- Stored dataset items
=-=-=-=-=
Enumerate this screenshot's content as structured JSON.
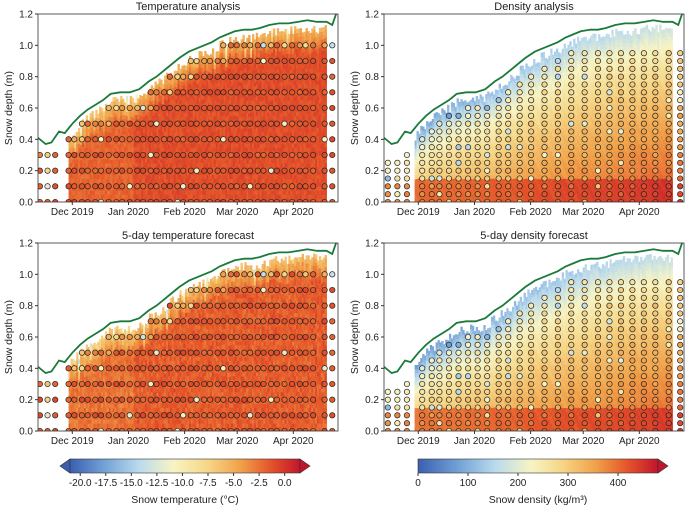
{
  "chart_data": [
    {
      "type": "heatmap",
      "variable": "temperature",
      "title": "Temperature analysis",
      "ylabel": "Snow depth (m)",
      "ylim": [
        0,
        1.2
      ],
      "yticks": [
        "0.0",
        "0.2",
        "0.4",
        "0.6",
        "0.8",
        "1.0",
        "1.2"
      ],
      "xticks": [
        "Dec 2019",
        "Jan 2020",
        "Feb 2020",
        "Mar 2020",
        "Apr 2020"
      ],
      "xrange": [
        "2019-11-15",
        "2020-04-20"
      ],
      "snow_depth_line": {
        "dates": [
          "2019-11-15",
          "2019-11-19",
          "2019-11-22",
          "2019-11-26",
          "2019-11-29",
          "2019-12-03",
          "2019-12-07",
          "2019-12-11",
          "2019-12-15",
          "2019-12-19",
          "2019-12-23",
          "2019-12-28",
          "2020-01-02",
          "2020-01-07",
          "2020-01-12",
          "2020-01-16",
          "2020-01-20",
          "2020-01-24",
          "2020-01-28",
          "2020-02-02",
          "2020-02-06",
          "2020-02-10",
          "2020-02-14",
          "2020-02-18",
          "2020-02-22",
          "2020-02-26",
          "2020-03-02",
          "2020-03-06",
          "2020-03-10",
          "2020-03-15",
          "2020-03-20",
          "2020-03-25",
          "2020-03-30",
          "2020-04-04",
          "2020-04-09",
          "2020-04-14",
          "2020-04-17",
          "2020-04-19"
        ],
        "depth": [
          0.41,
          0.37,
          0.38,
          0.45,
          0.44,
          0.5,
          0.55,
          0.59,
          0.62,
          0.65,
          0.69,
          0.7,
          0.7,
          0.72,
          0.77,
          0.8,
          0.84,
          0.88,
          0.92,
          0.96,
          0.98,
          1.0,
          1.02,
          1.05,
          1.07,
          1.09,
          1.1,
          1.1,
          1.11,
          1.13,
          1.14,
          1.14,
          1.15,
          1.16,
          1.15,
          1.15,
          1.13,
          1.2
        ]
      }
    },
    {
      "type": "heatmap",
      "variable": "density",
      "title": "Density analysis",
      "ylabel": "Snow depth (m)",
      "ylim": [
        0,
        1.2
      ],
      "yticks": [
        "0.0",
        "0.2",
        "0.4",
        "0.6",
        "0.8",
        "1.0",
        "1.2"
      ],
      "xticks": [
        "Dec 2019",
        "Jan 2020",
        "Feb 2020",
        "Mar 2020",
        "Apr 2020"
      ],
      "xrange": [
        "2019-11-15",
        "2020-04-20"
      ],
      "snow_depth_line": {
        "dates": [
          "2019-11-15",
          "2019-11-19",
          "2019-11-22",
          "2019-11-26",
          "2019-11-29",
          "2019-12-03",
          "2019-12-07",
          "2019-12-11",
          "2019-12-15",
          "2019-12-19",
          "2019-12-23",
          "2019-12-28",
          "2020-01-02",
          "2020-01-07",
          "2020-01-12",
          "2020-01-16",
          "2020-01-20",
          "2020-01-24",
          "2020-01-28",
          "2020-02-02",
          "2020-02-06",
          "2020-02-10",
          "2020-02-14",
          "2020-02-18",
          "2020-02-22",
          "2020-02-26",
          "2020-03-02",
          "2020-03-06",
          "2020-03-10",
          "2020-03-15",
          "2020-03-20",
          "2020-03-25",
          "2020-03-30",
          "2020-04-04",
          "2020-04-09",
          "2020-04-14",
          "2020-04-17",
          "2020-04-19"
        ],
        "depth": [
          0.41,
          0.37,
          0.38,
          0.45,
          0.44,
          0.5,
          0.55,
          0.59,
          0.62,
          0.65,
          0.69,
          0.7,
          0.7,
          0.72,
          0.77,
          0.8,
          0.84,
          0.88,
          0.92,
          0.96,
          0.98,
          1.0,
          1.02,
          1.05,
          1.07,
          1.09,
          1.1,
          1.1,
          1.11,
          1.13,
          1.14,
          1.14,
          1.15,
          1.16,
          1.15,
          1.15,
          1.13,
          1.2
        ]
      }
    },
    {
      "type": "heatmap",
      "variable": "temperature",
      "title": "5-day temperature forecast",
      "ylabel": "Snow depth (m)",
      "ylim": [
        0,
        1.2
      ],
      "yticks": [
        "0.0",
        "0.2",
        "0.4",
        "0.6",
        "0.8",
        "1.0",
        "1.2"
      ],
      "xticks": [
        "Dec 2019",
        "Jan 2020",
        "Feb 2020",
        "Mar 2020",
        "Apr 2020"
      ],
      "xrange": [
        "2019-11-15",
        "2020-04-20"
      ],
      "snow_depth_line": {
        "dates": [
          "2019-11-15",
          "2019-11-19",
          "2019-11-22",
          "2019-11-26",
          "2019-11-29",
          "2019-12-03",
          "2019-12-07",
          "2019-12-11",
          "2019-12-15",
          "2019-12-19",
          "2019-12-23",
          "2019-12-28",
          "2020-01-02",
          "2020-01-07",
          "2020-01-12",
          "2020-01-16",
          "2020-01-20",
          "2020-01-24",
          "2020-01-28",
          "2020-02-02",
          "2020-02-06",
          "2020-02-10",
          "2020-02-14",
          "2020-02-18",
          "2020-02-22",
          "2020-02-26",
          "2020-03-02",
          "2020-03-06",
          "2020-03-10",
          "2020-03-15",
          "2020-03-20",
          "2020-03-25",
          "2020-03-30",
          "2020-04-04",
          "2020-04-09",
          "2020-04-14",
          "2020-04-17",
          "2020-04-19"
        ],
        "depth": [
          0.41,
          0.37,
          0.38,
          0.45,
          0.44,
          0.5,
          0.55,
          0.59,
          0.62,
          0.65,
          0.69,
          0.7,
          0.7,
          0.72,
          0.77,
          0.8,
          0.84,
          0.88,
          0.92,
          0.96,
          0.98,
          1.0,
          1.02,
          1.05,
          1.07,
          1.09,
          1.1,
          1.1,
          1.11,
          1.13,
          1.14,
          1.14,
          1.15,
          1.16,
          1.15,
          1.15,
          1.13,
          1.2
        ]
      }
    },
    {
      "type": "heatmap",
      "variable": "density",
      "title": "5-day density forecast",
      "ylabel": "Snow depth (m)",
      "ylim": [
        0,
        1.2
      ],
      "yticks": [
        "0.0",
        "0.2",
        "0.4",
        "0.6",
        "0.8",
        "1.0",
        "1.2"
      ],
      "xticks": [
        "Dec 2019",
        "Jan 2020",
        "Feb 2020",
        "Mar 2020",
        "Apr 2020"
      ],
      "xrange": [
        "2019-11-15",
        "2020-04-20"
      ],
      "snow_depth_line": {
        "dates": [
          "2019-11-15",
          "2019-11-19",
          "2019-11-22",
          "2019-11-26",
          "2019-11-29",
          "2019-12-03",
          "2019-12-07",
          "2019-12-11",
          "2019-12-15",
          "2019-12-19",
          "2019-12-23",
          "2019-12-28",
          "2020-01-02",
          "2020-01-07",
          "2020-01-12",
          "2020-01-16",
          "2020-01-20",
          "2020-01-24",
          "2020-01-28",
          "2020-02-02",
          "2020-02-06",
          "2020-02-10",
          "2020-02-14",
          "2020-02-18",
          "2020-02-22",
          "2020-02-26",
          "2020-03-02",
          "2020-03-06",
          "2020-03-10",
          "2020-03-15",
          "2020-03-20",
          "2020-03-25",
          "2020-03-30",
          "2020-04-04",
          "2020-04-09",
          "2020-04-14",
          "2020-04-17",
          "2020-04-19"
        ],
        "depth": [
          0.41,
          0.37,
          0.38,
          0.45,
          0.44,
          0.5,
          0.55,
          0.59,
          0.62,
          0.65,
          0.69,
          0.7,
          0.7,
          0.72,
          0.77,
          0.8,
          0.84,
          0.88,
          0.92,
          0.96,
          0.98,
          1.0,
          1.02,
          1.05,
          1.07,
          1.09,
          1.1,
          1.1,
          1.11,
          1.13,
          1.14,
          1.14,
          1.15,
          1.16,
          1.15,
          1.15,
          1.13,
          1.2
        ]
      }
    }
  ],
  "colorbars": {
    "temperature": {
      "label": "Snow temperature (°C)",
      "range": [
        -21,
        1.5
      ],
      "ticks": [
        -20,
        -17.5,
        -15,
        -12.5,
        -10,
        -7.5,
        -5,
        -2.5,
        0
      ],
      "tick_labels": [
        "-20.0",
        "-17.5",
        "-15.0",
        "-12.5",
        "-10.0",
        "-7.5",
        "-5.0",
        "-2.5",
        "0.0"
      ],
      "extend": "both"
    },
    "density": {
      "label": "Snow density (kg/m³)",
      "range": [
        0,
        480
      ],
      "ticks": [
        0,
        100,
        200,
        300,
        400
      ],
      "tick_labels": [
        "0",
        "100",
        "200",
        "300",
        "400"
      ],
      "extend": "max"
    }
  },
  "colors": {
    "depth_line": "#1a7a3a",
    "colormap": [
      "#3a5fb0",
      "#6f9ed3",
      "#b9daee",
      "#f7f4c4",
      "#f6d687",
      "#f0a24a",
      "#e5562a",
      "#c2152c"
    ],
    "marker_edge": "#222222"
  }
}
=-=-=-=-=
- Set problem
Count every line of the material above that holds the string "title", then state only the total.

- Answer
4